▶ **STATED GOAL**
Show all lines from the listing below that contain "JSON".

▶ **RECORDS**
--- START ---

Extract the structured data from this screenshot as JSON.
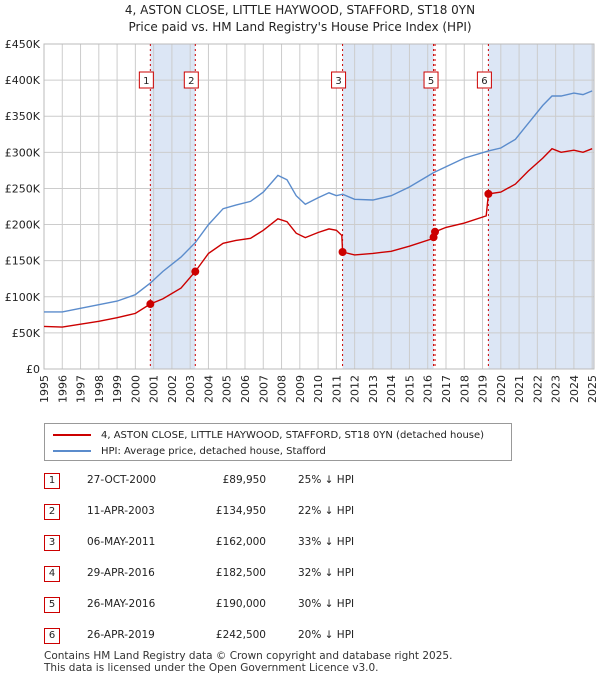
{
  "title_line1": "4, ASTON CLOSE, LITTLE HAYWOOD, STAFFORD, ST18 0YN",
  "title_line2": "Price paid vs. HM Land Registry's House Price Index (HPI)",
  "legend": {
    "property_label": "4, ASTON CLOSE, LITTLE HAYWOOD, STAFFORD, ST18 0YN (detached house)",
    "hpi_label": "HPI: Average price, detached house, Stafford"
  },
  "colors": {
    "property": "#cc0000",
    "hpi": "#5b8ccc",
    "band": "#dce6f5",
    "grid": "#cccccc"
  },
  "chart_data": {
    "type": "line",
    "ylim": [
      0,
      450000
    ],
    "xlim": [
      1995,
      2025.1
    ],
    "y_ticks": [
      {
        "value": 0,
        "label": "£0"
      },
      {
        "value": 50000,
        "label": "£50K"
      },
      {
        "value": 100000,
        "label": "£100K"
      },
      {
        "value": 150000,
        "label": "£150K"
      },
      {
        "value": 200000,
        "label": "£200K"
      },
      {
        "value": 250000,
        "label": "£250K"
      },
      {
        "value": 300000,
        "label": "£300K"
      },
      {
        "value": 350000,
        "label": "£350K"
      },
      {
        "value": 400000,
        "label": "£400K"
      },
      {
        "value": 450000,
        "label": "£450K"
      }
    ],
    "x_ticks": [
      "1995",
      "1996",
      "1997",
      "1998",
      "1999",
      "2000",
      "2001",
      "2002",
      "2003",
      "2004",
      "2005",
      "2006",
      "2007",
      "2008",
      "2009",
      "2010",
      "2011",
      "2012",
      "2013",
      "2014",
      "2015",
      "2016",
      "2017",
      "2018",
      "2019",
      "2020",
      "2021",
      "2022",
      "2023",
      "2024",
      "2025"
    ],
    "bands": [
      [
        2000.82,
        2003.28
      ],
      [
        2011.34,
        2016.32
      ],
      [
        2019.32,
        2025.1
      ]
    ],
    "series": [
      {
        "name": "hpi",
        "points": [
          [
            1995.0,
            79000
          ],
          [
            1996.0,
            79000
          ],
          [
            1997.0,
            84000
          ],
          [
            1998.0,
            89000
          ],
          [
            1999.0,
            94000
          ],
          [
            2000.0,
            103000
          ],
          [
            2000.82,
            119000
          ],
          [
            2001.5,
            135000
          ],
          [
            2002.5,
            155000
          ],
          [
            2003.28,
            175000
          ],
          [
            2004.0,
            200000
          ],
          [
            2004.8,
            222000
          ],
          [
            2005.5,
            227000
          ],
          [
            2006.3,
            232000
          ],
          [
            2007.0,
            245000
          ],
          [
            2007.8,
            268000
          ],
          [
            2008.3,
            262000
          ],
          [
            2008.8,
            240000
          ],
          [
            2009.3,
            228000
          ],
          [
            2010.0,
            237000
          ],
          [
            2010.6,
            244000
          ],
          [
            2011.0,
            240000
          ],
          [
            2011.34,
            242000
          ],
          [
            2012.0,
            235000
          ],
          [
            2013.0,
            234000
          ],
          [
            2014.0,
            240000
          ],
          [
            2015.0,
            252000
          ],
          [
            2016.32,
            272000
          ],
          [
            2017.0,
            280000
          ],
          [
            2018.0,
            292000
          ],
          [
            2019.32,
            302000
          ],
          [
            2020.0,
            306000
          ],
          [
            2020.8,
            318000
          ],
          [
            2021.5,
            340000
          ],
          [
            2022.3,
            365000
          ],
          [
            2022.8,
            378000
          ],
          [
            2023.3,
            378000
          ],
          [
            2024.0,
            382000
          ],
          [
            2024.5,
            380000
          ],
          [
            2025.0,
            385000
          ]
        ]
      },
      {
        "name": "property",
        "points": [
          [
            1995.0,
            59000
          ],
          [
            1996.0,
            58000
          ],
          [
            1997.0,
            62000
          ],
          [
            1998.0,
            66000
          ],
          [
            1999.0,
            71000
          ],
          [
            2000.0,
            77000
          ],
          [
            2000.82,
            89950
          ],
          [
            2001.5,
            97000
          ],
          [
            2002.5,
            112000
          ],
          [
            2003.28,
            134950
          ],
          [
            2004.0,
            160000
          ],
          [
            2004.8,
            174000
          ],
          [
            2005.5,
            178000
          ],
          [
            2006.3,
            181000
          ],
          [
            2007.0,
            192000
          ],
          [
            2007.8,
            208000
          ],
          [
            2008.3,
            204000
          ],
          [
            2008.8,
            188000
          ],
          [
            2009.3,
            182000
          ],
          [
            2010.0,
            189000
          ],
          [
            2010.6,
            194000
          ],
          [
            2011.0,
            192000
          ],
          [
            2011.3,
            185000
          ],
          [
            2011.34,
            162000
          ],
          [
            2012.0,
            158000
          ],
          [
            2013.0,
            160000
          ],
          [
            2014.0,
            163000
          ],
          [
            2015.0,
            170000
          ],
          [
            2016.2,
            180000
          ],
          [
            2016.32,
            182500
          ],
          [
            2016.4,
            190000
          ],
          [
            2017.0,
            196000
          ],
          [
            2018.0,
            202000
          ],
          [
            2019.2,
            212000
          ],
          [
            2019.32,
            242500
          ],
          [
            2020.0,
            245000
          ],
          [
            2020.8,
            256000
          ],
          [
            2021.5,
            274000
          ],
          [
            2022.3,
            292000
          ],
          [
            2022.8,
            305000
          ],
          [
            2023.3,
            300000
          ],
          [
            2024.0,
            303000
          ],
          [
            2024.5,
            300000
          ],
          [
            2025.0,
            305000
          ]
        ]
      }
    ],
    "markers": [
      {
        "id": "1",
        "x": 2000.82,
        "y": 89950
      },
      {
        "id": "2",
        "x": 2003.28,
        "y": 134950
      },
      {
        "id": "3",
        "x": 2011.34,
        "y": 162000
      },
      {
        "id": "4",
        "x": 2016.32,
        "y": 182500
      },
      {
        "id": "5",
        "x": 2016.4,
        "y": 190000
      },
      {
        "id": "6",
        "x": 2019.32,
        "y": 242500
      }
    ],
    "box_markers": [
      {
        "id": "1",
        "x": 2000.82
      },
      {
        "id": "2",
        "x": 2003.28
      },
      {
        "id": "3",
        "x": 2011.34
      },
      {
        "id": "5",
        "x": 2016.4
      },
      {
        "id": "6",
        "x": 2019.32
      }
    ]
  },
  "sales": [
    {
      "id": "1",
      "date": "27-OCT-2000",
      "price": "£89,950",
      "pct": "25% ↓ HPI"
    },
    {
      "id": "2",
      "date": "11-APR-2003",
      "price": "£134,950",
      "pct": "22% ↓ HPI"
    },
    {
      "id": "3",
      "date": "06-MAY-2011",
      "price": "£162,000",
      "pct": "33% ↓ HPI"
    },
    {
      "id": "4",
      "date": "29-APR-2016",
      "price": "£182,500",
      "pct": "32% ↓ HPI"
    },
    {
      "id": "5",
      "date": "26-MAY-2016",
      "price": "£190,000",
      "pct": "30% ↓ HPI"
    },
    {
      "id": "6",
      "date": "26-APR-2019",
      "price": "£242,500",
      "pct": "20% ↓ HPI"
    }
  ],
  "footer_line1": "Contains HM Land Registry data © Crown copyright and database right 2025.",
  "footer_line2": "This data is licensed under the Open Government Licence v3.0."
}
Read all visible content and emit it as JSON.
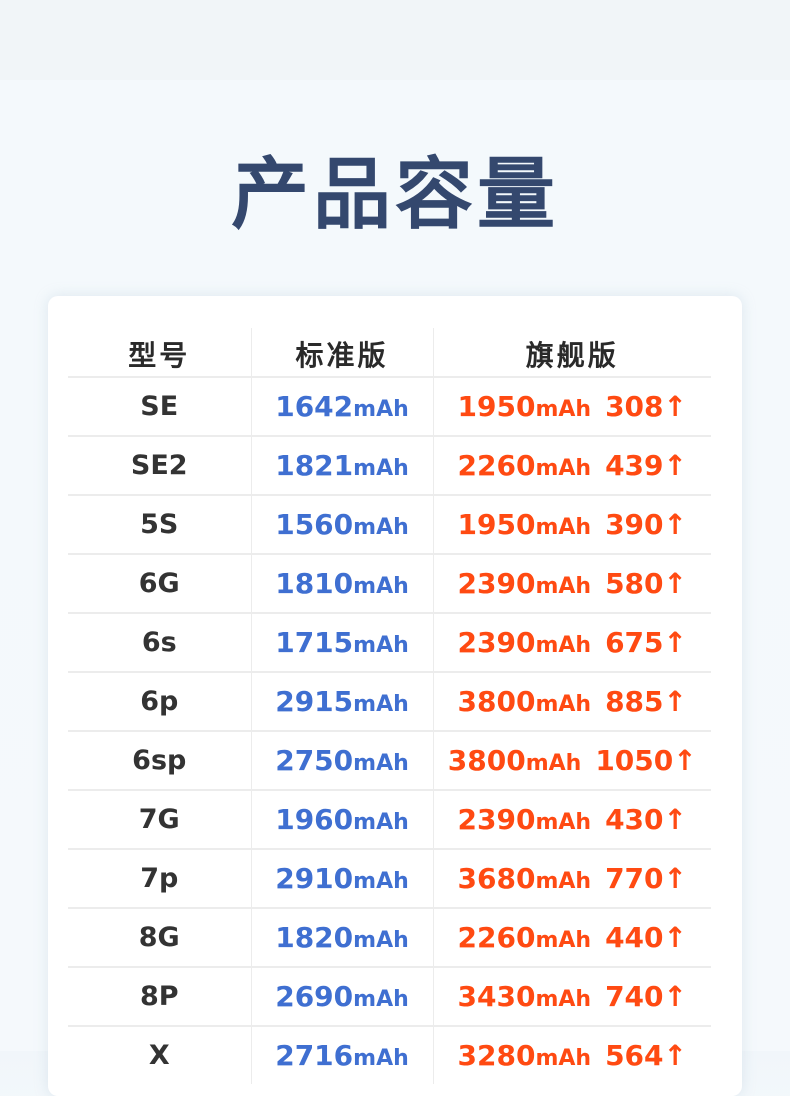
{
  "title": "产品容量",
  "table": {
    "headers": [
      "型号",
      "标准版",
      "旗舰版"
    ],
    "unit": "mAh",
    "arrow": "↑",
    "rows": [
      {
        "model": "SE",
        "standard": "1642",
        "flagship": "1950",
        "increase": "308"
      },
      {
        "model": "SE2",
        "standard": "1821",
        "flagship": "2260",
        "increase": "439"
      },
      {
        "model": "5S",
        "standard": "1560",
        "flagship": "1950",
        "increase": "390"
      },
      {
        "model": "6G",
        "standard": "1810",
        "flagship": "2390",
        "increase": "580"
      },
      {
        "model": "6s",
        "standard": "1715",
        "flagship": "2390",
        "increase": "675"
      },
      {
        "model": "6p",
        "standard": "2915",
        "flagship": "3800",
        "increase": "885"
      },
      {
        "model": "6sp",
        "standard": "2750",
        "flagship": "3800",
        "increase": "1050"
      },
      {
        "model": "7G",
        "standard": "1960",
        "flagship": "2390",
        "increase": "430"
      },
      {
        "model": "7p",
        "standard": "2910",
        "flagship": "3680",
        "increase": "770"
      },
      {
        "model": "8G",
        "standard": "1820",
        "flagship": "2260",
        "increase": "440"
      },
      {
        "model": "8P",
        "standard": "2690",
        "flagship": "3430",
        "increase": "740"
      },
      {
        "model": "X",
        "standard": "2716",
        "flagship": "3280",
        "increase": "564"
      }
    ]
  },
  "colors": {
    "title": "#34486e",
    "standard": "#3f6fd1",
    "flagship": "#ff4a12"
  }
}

--- END ---

▶ **WRITTEN SOLUTION**
Extract the structured data from this screenshot as JSON.
Read all visible content and emit it as JSON.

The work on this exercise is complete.